____ Listed records

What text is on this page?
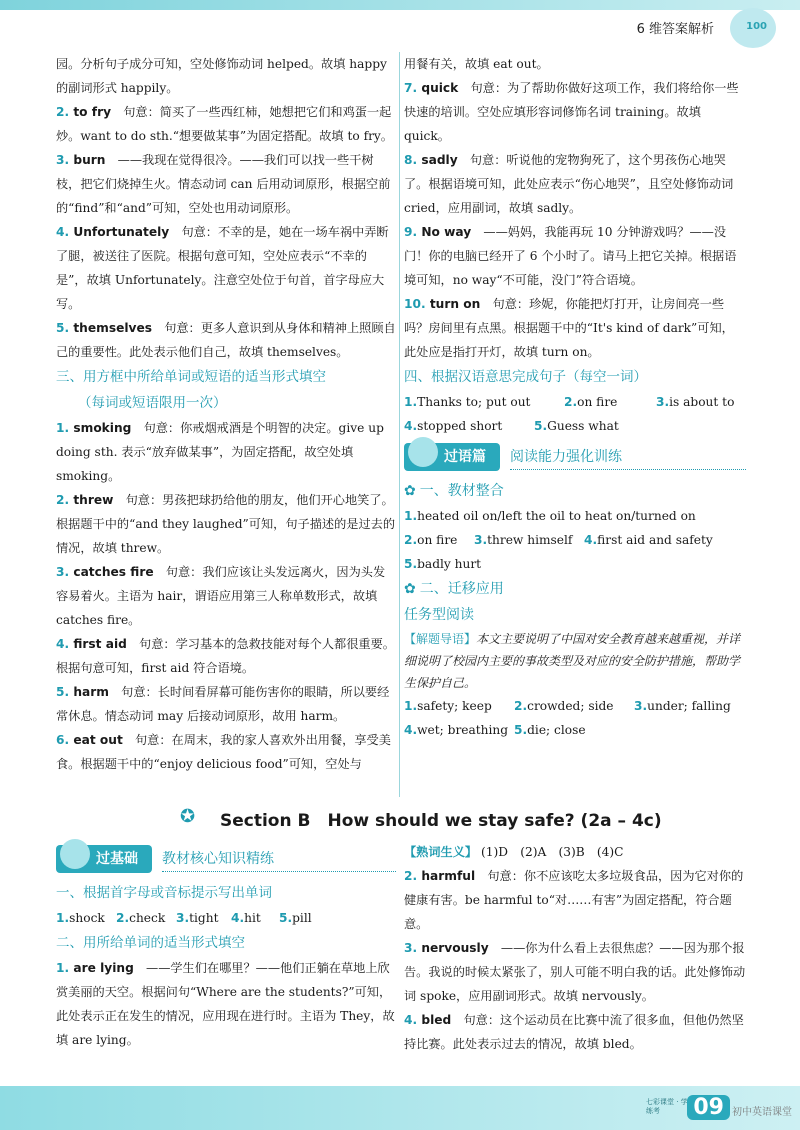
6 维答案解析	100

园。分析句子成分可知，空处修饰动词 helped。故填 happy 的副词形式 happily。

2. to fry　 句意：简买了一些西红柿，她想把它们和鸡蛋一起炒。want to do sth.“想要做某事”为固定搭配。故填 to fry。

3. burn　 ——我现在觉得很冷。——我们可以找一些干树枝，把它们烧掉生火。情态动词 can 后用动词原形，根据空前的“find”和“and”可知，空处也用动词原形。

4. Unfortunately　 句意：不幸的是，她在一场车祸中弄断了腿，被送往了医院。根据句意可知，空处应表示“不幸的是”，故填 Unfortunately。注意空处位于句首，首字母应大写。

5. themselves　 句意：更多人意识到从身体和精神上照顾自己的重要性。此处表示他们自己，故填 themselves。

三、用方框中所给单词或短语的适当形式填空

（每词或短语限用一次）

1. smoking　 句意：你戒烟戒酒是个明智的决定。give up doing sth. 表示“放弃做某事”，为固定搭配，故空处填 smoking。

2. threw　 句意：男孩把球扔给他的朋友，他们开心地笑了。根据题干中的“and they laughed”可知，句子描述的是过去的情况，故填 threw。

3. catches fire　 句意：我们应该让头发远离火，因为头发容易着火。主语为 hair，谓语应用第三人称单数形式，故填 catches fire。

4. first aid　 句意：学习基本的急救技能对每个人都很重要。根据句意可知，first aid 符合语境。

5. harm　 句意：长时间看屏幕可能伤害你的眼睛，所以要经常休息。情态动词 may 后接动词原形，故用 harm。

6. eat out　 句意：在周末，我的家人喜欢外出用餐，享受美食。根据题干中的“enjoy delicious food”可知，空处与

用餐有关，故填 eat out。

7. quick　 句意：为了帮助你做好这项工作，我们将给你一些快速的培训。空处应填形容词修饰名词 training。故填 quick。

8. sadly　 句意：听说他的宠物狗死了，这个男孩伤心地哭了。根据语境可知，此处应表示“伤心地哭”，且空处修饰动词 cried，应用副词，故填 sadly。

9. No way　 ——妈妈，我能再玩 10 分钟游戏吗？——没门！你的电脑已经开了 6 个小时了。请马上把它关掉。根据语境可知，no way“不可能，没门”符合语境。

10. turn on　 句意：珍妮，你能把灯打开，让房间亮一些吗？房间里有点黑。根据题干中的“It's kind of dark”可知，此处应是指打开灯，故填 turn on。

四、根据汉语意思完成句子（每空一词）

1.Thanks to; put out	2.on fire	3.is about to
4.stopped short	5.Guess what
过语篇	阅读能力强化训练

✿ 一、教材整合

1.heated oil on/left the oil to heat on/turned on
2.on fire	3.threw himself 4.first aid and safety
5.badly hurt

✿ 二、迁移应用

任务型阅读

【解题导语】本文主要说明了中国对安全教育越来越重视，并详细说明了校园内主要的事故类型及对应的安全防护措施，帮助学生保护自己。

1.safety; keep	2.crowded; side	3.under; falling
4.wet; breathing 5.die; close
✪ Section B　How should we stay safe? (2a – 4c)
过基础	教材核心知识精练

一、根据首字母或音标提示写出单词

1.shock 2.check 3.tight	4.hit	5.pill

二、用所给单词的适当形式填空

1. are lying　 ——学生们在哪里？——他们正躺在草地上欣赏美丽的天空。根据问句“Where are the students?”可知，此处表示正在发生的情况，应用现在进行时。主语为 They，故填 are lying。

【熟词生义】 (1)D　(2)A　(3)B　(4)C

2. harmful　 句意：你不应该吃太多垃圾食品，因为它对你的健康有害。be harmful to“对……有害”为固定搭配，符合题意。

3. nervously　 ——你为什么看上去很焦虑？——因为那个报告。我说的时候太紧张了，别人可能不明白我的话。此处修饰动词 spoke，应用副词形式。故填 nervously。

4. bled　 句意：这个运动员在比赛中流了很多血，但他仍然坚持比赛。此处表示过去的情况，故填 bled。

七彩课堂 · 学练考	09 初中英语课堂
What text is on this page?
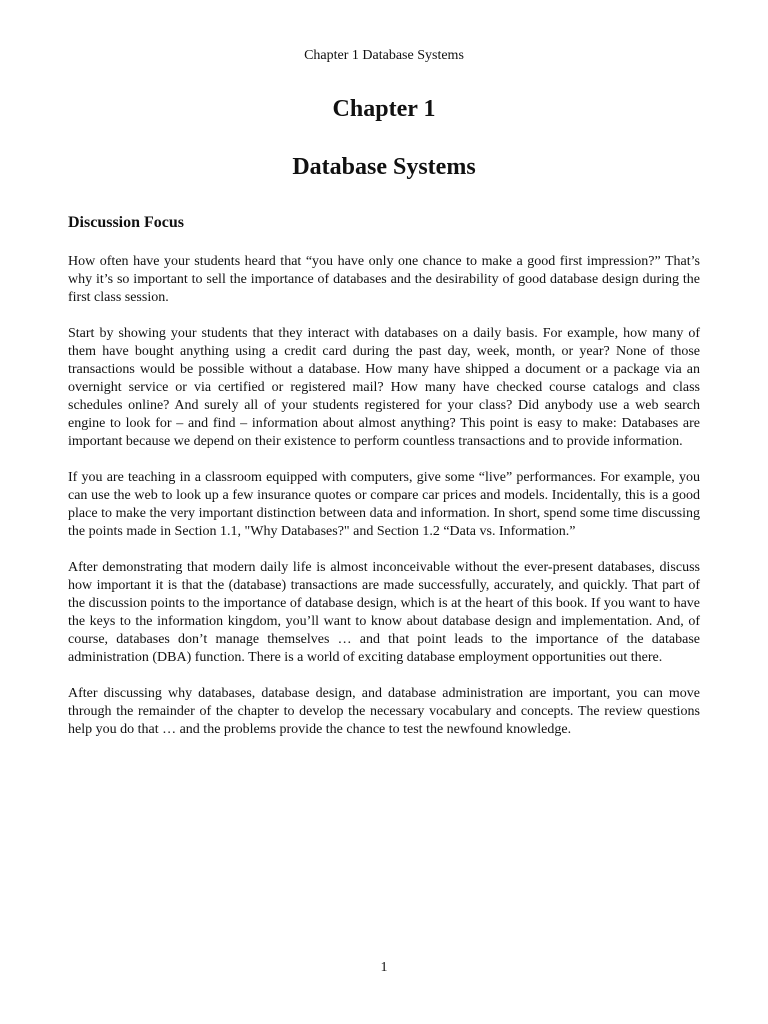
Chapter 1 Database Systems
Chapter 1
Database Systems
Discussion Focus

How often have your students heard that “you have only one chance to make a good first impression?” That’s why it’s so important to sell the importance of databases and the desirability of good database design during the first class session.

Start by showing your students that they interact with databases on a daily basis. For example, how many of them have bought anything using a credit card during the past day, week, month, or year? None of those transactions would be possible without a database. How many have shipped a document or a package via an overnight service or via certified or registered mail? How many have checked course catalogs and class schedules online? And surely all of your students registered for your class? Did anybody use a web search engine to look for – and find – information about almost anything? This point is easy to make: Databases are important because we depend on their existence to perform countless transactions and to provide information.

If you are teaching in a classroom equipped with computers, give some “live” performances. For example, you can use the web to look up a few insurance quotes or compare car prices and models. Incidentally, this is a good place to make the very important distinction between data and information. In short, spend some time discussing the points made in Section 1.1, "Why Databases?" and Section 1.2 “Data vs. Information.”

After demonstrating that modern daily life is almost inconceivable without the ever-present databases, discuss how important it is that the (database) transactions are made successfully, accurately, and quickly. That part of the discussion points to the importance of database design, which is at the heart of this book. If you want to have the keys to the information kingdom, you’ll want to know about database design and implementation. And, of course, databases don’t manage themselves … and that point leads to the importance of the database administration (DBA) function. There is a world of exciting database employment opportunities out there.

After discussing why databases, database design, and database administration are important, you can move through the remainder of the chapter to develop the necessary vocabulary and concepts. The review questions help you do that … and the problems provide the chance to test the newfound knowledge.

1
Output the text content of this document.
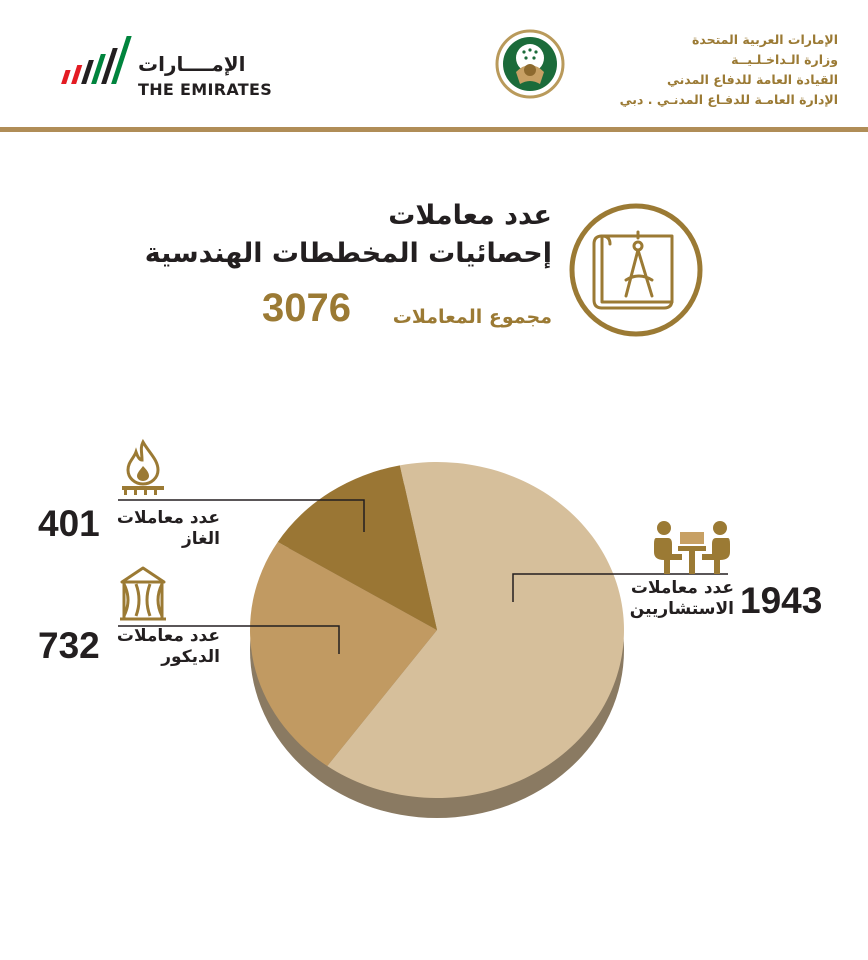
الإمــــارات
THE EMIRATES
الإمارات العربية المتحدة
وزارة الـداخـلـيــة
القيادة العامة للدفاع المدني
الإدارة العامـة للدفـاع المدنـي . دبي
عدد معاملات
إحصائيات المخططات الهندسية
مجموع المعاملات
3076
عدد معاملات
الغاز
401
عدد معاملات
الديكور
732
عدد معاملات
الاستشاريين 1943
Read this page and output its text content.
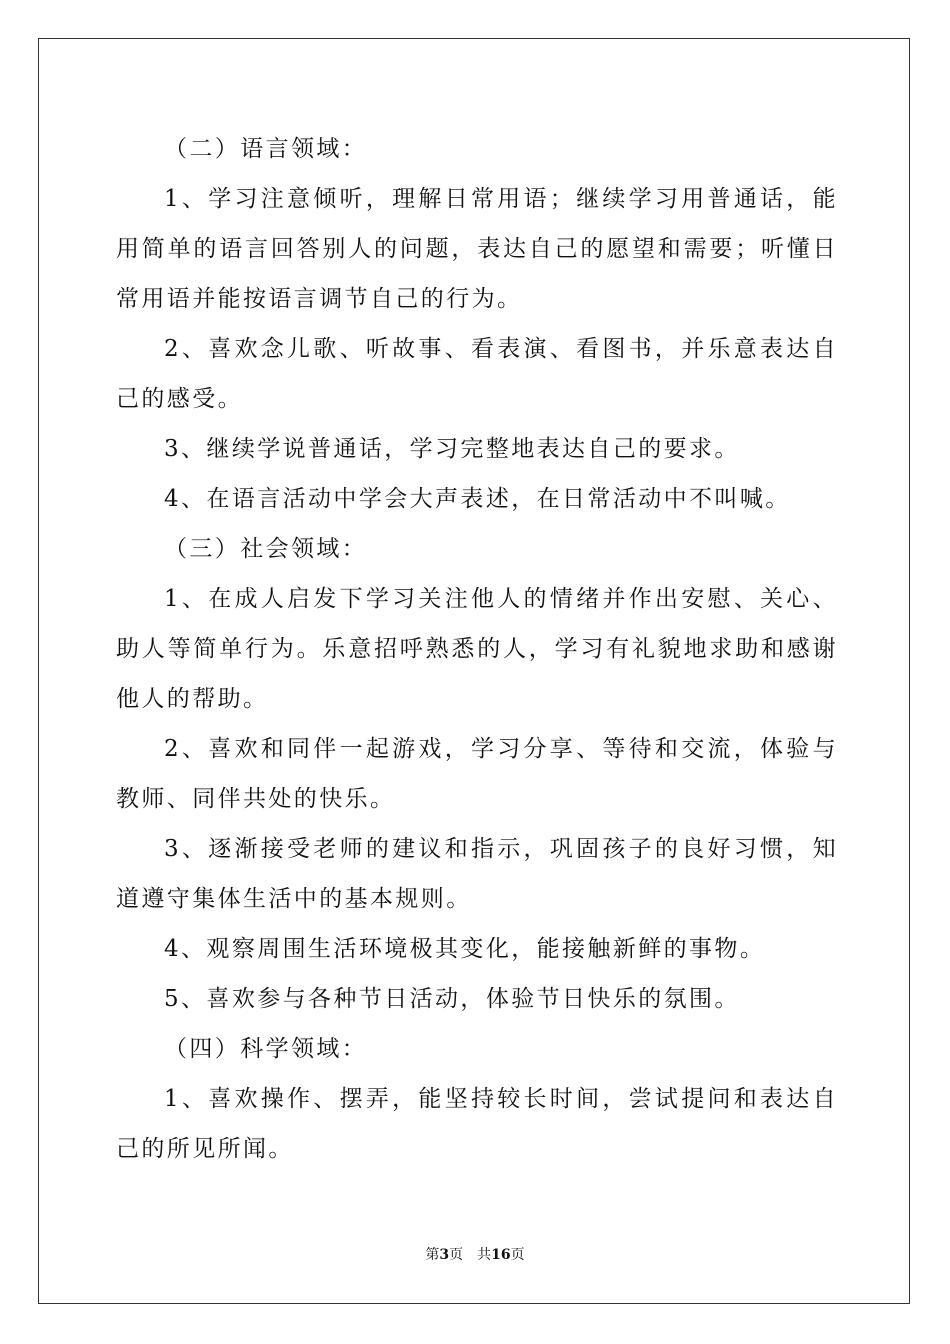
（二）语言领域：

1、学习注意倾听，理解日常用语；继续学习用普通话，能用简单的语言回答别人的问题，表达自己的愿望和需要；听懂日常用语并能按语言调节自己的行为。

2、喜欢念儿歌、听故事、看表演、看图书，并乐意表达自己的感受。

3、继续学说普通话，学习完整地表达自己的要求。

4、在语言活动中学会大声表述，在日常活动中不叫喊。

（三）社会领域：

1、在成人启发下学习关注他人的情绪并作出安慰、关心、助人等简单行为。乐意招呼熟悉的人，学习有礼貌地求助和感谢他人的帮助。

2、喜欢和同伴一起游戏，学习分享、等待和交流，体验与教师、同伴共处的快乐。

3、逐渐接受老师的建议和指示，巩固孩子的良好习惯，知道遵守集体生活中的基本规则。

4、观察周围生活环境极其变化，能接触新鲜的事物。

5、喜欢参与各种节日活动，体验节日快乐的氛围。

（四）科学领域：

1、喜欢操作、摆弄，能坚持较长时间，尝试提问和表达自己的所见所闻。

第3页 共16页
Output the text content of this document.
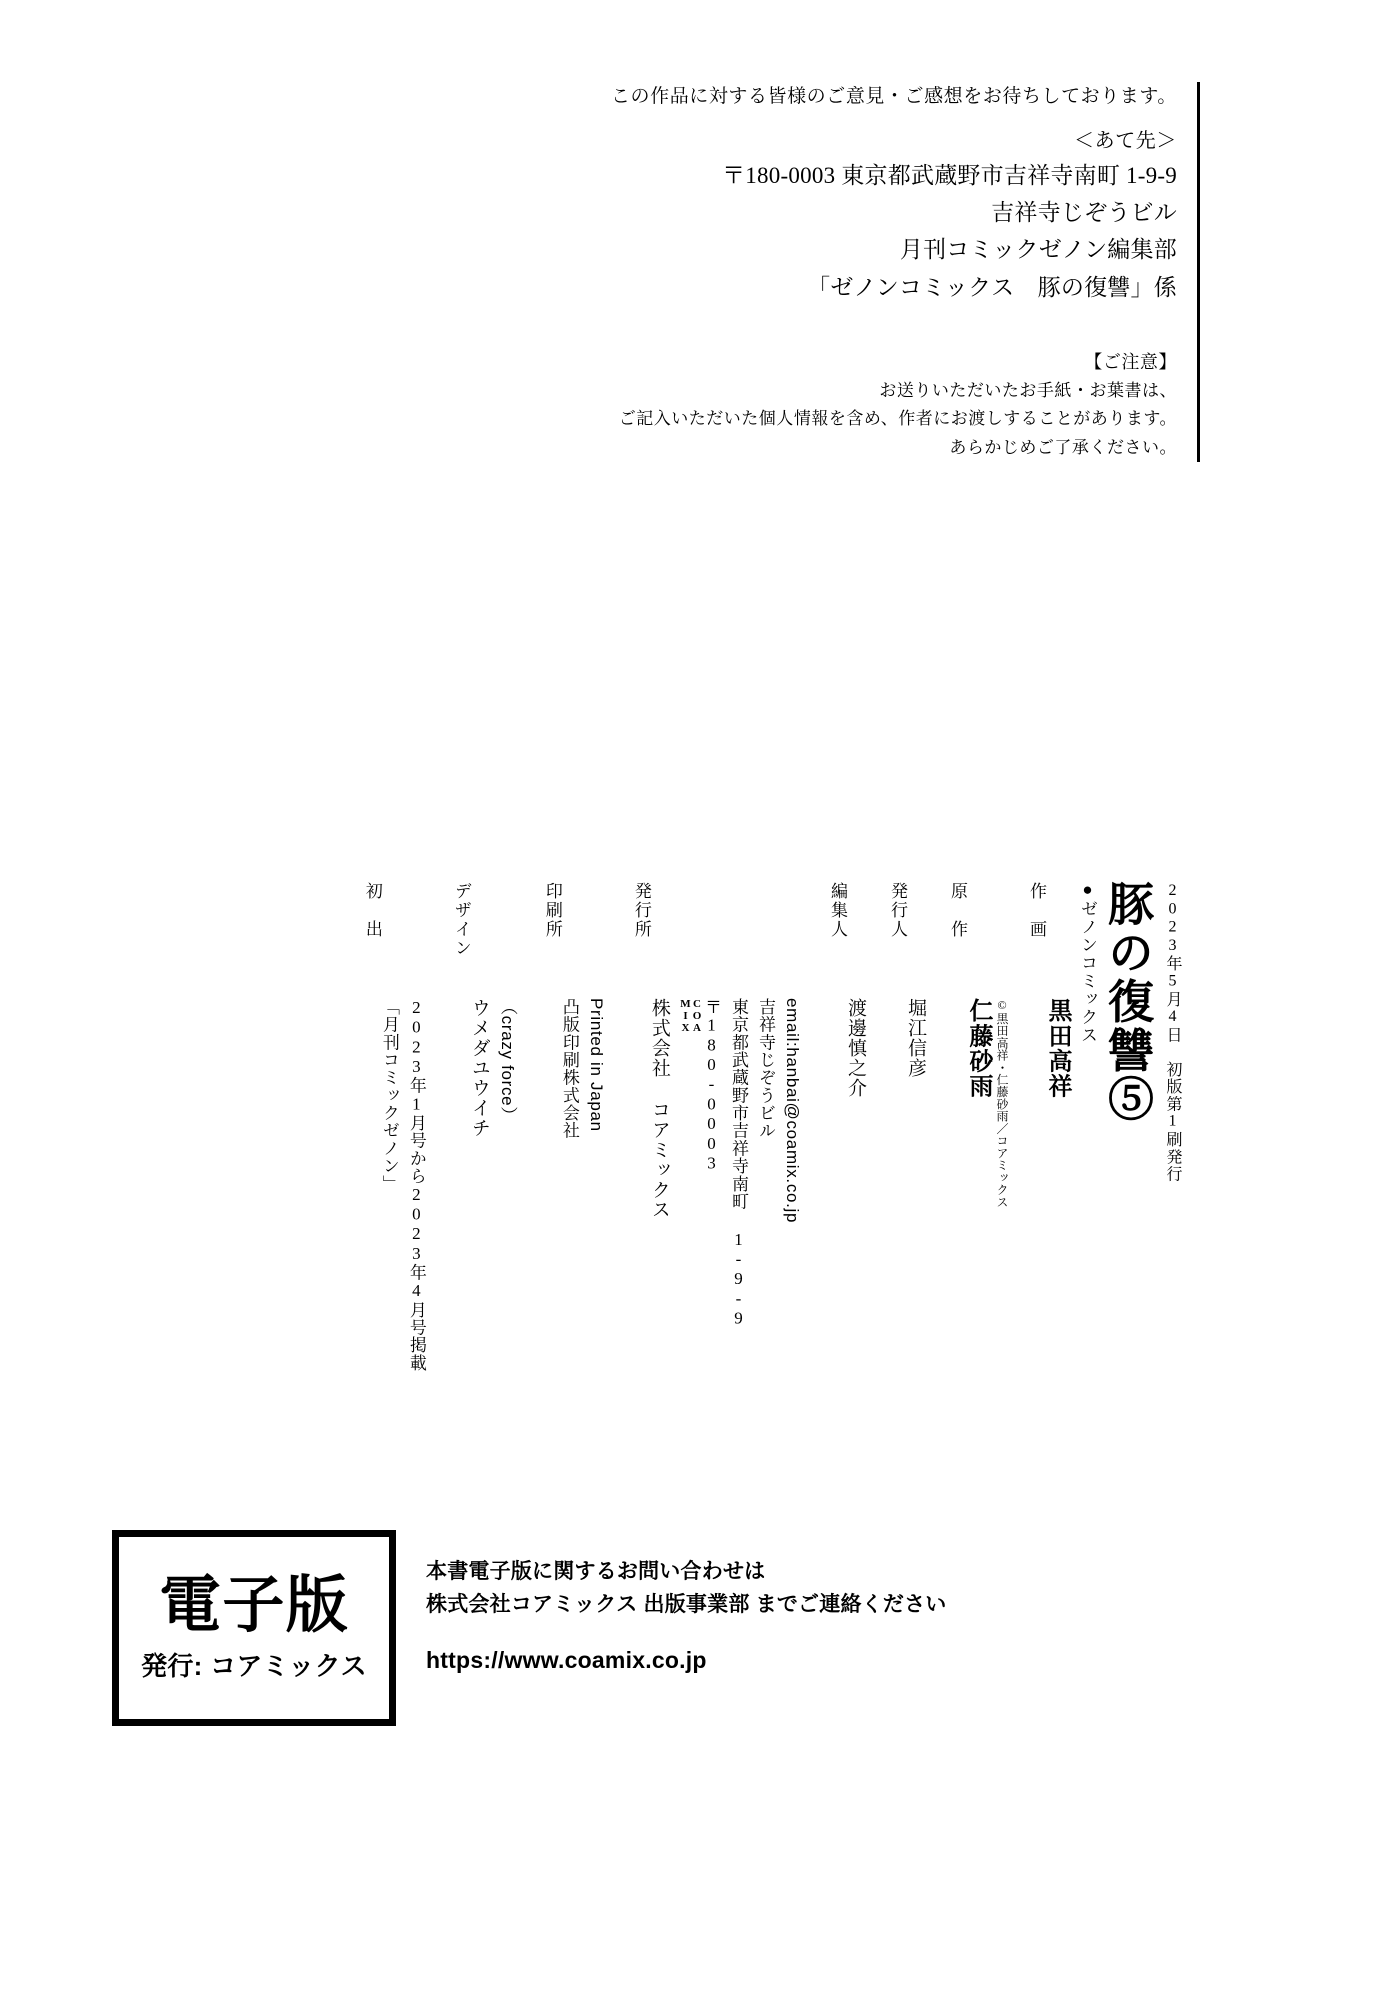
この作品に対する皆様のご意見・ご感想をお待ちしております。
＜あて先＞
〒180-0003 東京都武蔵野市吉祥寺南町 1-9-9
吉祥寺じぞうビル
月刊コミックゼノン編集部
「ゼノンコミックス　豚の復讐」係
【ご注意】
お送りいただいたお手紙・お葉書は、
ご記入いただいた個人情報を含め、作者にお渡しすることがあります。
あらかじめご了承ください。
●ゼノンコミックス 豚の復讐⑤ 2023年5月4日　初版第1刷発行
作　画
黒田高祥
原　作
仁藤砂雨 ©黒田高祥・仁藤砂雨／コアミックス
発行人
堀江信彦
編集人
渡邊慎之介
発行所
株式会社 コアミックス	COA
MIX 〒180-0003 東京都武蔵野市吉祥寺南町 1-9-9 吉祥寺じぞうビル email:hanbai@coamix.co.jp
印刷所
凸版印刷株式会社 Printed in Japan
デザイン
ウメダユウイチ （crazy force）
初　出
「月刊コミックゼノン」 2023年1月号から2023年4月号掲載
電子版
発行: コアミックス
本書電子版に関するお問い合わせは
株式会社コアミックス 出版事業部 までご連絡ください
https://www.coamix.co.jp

________

*What to do:* Look through the data above. Copy every line with the string "want" in it.

*Written response:*
2. to fry　 句意：简买了一些西红柿，她想把它们和鸡蛋一起炒。want to do sth.“想要做某事”为固定搭配。故填 to fry。
After demonstrating that modern daily life is almost inconceivable without the ever-present databases, discuss how important it is that the (database) transactions are made successfully, accurately, and quickly. That part of the discussion points to the importance of database design, which is at the heart of this book. If you want to have the keys to the information kingdom, you’ll want to know about database design and implementation. And, of course, databases don’t manage themselves … and that point leads to the importance of the database administration (DBA) function. There is a world of exciting database employment opportunities out there.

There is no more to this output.